What to produce
All the data below goes into the copy word for word, but the pictures don't.

┄┄┄┄┄┄┄┄┄┄

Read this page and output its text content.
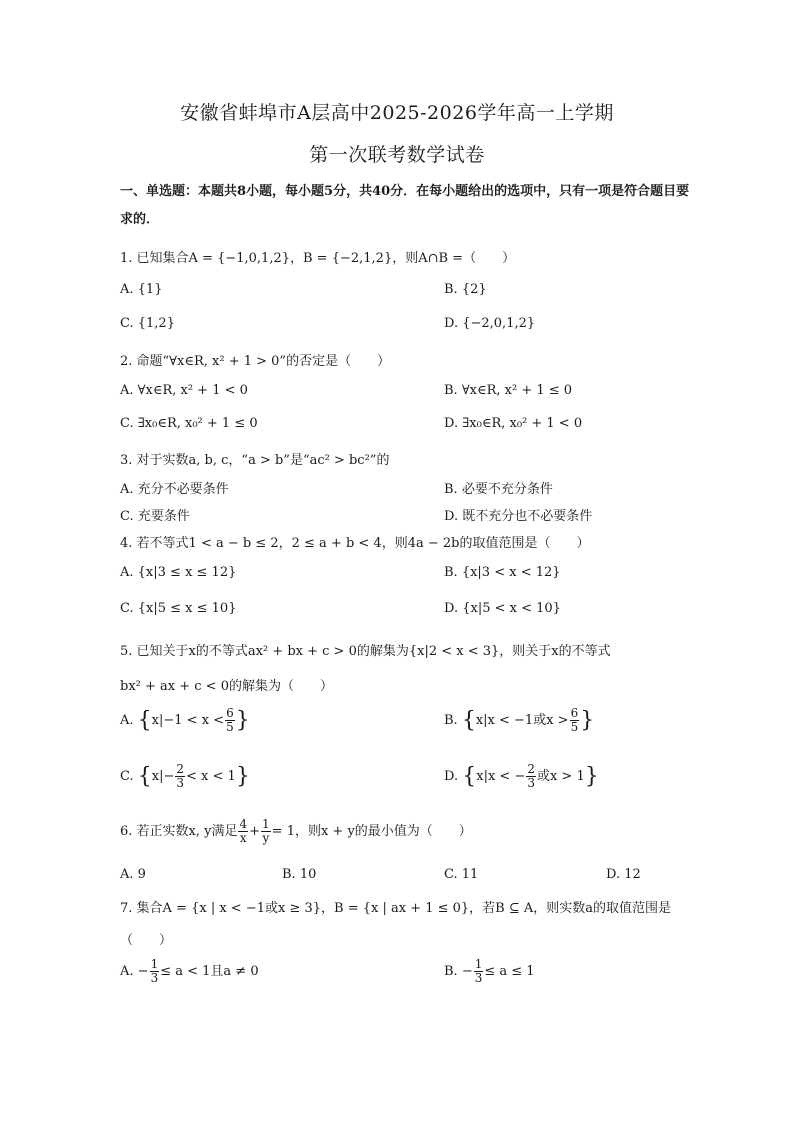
安徽省蚌埠市A层高中2025-2026学年高一上学期
第一次联考数学试卷
一、单选题：本题共8小题，每小题5分，共40分．在每小题给出的选项中，只有一项是符合题目要求的．
1. 已知集合A = {−1,0,1,2}，B = {−2,1,2}，则A∩B =（　　）
A. {1}	B. {2}
C. {1,2}	D. {−2,0,1,2}
2. 命题“∀x∈R, x² + 1 > 0”的否定是（　　）
A. ∀x∈R, x² + 1 < 0	B. ∀x∈R, x² + 1 ≤ 0
C. ∃x₀∈R, x₀² + 1 ≤ 0	D. ∃x₀∈R, x₀² + 1 < 0
3. 对于实数a, b, c，“a > b”是“ac² > bc²”的
A. 充分不必要条件	B. 必要不充分条件
C. 充要条件	D. 既不充分也不必要条件
4. 若不等式1 < a − b ≤ 2，2 ≤ a + b < 4，则4a − 2b的取值范围是（　　）
A. {x|3 ≤ x ≤ 12}	B. {x|3 < x < 12}
C. {x|5 ≤ x ≤ 10}	D. {x|5 < x < 10}
5. 已知关于x的不等式ax² + bx + c > 0的解集为{x|2 < x < 3}，则关于x的不等式
bx² + ax + c < 0的解集为（　　）
A. {$x|-1 < x < \frac{6}{5}$ }	B. {x|x < −1或$x > \frac{6}{5}$ }
C. $\{x|- \frac{2}{3} < x < 1\}$	D. {x|x < − $\frac{2}{3}$ 或x > 1}
6. 若正实数x, y满足 $\frac{4}{x} + \frac{1}{y} = 1$，则x + y的最小值为（　　）
A. 9	B. 10	C. 11	D. 12
7. 集合A = {x | x < −1或x ≥ 3}，B = {x | ax + 1 ≤ 0}，若B ⊆ A，则实数a的取值范围是
（　　）
A. − $\frac{1}{3} \le a < 1$且a ≠ 0	B. − $\frac{1}{3} \le a \le 1$
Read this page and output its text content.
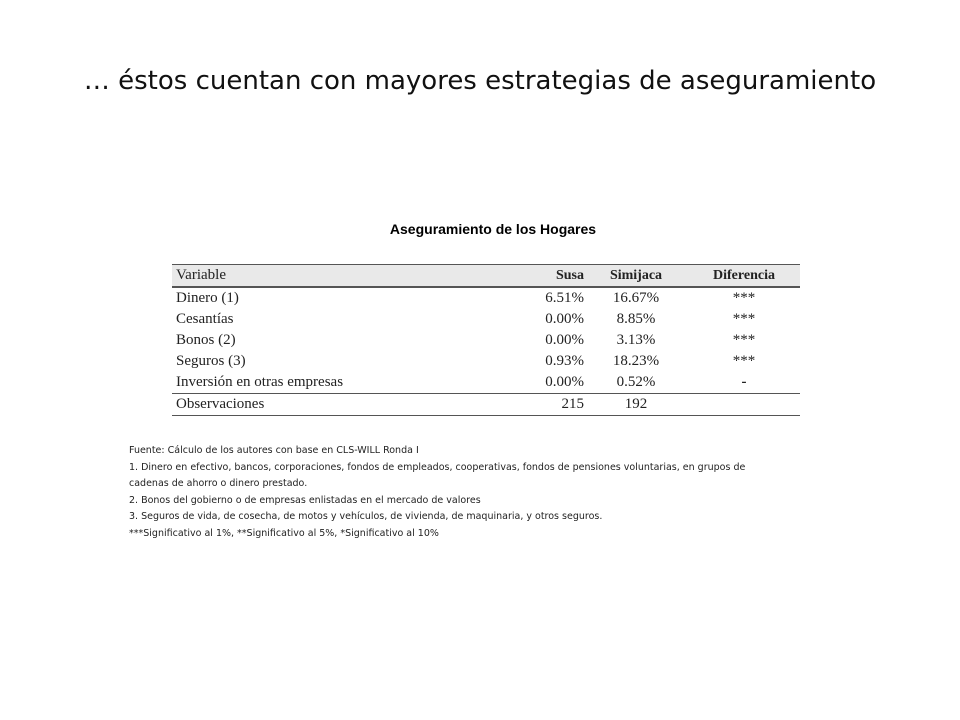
… éstos cuentan con mayores estrategias de aseguramiento
Aseguramiento de los Hogares
Variable	Susa	Simijaca	Diferencia
Dinero (1)	6.51%	16.67%	***
Cesantías	0.00%	8.85%	***
Bonos (2)	0.00%	3.13%	***
Seguros (3)	0.93%	18.23%	***
Inversión en otras empresas	0.00%	0.52%	-
Observaciones	215	192	
Fuente: Cálculo de los autores con base en CLS-WILL Ronda I
1. Dinero en efectivo, bancos, corporaciones, fondos de empleados, cooperativas, fondos de pensiones voluntarias, en grupos de
cadenas de ahorro o dinero prestado.
2. Bonos del gobierno o de empresas enlistadas en el mercado de valores
3. Seguros de vida, de cosecha, de motos y vehículos, de vivienda, de maquinaria, y otros seguros.
***Significativo al 1%, **Significativo al 5%, *Significativo al 10%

┄┄┄┄┄┄┄┄┄┄

Solution for this task
Read this page and output its text content.
安徽省蚌埠市A层高中2025-2026学年高一上学期
第一次联考数学试卷
一、单选题：本题共8小题，每小题5分，共40分．在每小题给出的选项中，只有一项是符合题目要求的．
1. 已知集合A = {−1,0,1,2}，B = {−2,1,2}，则A∩B =（　　）
A. {1}	B. {2}
C. {1,2}	D. {−2,0,1,2}
2. 命题“∀x∈R, x² + 1 > 0”的否定是（　　）
A. ∀x∈R, x² + 1 < 0	B. ∀x∈R, x² + 1 ≤ 0
C. ∃x₀∈R, x₀² + 1 ≤ 0	D. ∃x₀∈R, x₀² + 1 < 0
3. 对于实数a, b, c，“a > b”是“ac² > bc²”的
A. 充分不必要条件	B. 必要不充分条件
C. 充要条件	D. 既不充分也不必要条件
4. 若不等式1 < a − b ≤ 2，2 ≤ a + b < 4，则4a − 2b的取值范围是（　　）
A. {x|3 ≤ x ≤ 12}	B. {x|3 < x < 12}
C. {x|5 ≤ x ≤ 10}	D. {x|5 < x < 10}
5. 已知关于x的不等式ax² + bx + c > 0的解集为{x|2 < x < 3}，则关于x的不等式
bx² + ax + c < 0的解集为（　　）
A. {$x|-1 < x < \frac{6}{5}$ }	B. {x|x < −1或$x > \frac{6}{5}$ }
C. $\{x|- \frac{2}{3} < x < 1\}$	D. {x|x < − $\frac{2}{3}$ 或x > 1}
6. 若正实数x, y满足 $\frac{4}{x} + \frac{1}{y} = 1$，则x + y的最小值为（　　）
A. 9	B. 10	C. 11	D. 12
7. 集合A = {x | x < −1或x ≥ 3}，B = {x | ax + 1 ≤ 0}，若B ⊆ A，则实数a的取值范围是
（　　）
A. − $\frac{1}{3} \le a < 1$且a ≠ 0	B. − $\frac{1}{3} \le a \le 1$
Read this page and output its text content.
… éstos cuentan con mayores estrategias de aseguramiento
Aseguramiento de los Hogares
Variable	Susa	Simijaca	Diferencia
Dinero (1)	6.51%	16.67%	***
Cesantías	0.00%	8.85%	***
Bonos (2)	0.00%	3.13%	***
Seguros (3)	0.93%	18.23%	***
Inversión en otras empresas	0.00%	0.52%	-
Observaciones	215	192	
Fuente: Cálculo de los autores con base en CLS-WILL Ronda I
1. Dinero en efectivo, bancos, corporaciones, fondos de empleados, cooperativas, fondos de pensiones voluntarias, en grupos de
cadenas de ahorro o dinero prestado.
2. Bonos del gobierno o de empresas enlistadas en el mercado de valores
3. Seguros de vida, de cosecha, de motos y vehículos, de vivienda, de maquinaria, y otros seguros.
***Significativo al 1%, **Significativo al 5%, *Significativo al 10%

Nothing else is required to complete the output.